**Your instructions**.
According to the passage below on tooth transplantation and pericision, within how many months do most periodontal ligament fibers rearrange after orthodontic treatment?

**Extract provided**.

□ □ □ □ □

Figure 25: Postoperative appearance of transplanted lower first premolar.

The long term success of tooth transplantation appears excellent in experienced hands and it is definitely an option to be considered in certain appropriately selected cases. There does however need to be good multidisciplinary support from other specialties, such as paediatric and restorative dentistry, in order that optimal results can be achieved (Figure 26, Figure 27).

Figure 26: Transplanted premolar following placement of composite veneer.
Figure 27: Radiograph showing good periapical healing; note root-filled upper right incisor (UP1) traumatised at the same time as upper left incisor (UL1) was lost.

Circumferential supracrestal fibrotomy (or pericision) is a technique used to prevent or reduce relapse of rotated or severely ectopic teeth. Following orthodontic treatment the majority of fibres in the periodontal ligament rearrange within 4 to 6 months. The supracrestal fibres (collagen fibres of the gingiva) however do not and remain displaced in the long term. The exact mechanism of how these fibres cause relapse is poorly understood. Collagen fibres have no contractile properties which could explain relapse of tooth position towards pre-treatment position, although fibres are seen to be stretched following tooth movement. It may be the recovery of these fibres to their normal length that is responsible for the relapse seen.

Pericision involves the sectioning of these fibres in order that they reattach to the tooth in its new position. Unfortunately many studies have shown that there is not complete prevention of relapse and therefore other adjunctive retention techniques are still required if alignment is to be maintained. The sectioning of the fibres should be undertaken under local anaesthesia. A scalpel blade is passed down the periodontal ligament to the alveolar crest around the whole circumference of the tooth (Figure 28). In the lower incisor region where the gingivae is thinner and more friable, if a complete pericision is undertaken then there is the danger of gingival recession labially. In these areas therefore sectioning of the interdental papilla alone should be undertaken. This involves passing of a scalpel blade directly through the interdental papillae to the alveolar crest.

Figure 28: The incision for pericision.

□ □ □ □ □

**Provided information**.

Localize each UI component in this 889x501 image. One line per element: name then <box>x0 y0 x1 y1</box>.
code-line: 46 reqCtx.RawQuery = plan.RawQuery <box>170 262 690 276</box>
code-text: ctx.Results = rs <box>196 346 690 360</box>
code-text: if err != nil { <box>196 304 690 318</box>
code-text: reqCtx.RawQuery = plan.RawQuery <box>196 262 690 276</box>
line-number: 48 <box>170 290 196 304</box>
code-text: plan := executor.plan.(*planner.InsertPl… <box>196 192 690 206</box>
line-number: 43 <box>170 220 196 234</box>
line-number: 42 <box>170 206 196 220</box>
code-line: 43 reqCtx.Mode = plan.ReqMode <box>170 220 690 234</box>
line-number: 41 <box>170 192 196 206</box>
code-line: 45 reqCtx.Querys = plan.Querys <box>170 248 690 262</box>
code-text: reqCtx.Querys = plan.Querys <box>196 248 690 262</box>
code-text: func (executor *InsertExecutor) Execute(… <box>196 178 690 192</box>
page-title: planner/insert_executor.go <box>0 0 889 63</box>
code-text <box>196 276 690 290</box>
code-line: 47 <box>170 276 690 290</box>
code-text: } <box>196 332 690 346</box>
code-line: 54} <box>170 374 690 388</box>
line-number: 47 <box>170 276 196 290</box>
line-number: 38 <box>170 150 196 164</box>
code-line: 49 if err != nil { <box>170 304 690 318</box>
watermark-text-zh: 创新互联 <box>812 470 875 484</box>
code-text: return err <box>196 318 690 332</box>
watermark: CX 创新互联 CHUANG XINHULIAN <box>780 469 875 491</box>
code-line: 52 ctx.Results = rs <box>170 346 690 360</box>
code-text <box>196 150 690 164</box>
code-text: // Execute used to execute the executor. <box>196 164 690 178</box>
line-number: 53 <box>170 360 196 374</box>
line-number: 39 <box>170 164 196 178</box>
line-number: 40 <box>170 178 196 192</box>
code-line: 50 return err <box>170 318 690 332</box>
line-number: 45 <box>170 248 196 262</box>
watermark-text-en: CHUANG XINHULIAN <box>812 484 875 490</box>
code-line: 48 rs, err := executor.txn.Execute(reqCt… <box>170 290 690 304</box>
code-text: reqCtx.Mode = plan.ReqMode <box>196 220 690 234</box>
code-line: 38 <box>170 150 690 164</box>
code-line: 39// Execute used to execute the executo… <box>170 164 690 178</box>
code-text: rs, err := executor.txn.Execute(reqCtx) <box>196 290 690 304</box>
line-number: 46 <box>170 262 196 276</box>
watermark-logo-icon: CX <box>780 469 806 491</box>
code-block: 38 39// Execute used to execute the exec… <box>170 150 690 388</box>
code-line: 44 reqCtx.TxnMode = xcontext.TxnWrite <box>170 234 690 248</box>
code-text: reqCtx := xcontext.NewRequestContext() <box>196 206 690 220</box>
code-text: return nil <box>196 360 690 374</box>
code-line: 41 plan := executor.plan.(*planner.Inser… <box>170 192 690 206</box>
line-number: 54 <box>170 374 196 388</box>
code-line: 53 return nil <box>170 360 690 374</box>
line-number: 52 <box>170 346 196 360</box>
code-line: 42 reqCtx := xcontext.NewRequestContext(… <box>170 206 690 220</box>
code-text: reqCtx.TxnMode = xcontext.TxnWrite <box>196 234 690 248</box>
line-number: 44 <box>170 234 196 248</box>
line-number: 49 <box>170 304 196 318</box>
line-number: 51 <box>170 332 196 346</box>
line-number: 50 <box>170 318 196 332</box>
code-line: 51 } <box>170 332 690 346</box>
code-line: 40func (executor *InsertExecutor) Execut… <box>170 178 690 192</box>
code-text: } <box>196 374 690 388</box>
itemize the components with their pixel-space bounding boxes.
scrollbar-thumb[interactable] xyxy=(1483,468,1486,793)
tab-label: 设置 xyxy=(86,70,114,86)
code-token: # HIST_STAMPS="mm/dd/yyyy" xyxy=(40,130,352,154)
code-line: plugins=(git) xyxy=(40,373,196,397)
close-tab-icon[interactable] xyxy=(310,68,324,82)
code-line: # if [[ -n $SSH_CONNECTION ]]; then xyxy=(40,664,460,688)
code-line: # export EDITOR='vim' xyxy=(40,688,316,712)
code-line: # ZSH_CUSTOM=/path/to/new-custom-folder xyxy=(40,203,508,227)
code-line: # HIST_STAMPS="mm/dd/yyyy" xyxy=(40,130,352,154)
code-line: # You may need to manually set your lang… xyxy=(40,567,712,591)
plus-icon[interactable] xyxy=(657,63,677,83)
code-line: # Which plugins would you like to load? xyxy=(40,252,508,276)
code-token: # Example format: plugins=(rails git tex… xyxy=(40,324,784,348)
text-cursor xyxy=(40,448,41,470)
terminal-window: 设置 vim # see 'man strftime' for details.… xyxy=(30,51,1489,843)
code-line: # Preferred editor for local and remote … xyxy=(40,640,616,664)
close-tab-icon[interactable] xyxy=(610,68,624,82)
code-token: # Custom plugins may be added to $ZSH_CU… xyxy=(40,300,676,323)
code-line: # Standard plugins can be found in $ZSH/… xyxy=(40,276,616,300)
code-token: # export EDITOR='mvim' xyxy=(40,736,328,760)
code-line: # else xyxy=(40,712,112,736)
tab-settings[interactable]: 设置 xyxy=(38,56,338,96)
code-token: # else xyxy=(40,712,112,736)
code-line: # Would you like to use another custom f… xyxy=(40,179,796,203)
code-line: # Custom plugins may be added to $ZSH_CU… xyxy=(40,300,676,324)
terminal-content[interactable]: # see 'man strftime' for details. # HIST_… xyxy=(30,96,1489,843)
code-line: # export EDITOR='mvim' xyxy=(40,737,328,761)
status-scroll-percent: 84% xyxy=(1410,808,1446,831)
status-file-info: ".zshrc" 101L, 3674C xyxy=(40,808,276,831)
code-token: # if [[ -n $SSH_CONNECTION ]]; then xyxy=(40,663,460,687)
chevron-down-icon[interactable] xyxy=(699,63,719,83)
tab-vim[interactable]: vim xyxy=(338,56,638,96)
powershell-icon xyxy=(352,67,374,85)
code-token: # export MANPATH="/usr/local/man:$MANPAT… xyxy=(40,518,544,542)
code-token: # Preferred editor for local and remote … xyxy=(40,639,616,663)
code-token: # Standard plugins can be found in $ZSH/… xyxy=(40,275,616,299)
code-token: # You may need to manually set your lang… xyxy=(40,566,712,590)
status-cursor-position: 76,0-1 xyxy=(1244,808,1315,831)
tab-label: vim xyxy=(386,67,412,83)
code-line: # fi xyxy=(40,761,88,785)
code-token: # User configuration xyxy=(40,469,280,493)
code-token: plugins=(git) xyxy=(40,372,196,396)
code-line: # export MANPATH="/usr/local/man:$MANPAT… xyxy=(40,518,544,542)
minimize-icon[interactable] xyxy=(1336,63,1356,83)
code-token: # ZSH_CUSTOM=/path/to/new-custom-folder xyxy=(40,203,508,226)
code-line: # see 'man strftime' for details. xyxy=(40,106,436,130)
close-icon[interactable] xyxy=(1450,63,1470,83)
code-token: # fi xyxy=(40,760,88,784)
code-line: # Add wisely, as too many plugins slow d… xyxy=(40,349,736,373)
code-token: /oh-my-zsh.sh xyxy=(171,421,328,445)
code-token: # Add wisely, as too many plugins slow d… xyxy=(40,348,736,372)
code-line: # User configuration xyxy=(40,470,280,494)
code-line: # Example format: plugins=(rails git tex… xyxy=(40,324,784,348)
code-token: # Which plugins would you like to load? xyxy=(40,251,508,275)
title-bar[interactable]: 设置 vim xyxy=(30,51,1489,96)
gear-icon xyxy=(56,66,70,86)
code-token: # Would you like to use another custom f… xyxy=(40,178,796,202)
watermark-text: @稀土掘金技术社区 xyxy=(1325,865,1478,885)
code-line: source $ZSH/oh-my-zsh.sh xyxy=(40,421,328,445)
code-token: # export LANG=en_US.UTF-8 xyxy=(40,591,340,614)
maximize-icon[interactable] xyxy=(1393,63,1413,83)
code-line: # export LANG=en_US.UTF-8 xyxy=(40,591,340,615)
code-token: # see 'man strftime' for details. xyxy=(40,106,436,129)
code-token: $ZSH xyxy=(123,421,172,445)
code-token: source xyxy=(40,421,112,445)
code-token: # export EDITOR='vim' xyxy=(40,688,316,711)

□ □ □ □ □

**Result of this exercise**.
Within 4 to 6 months.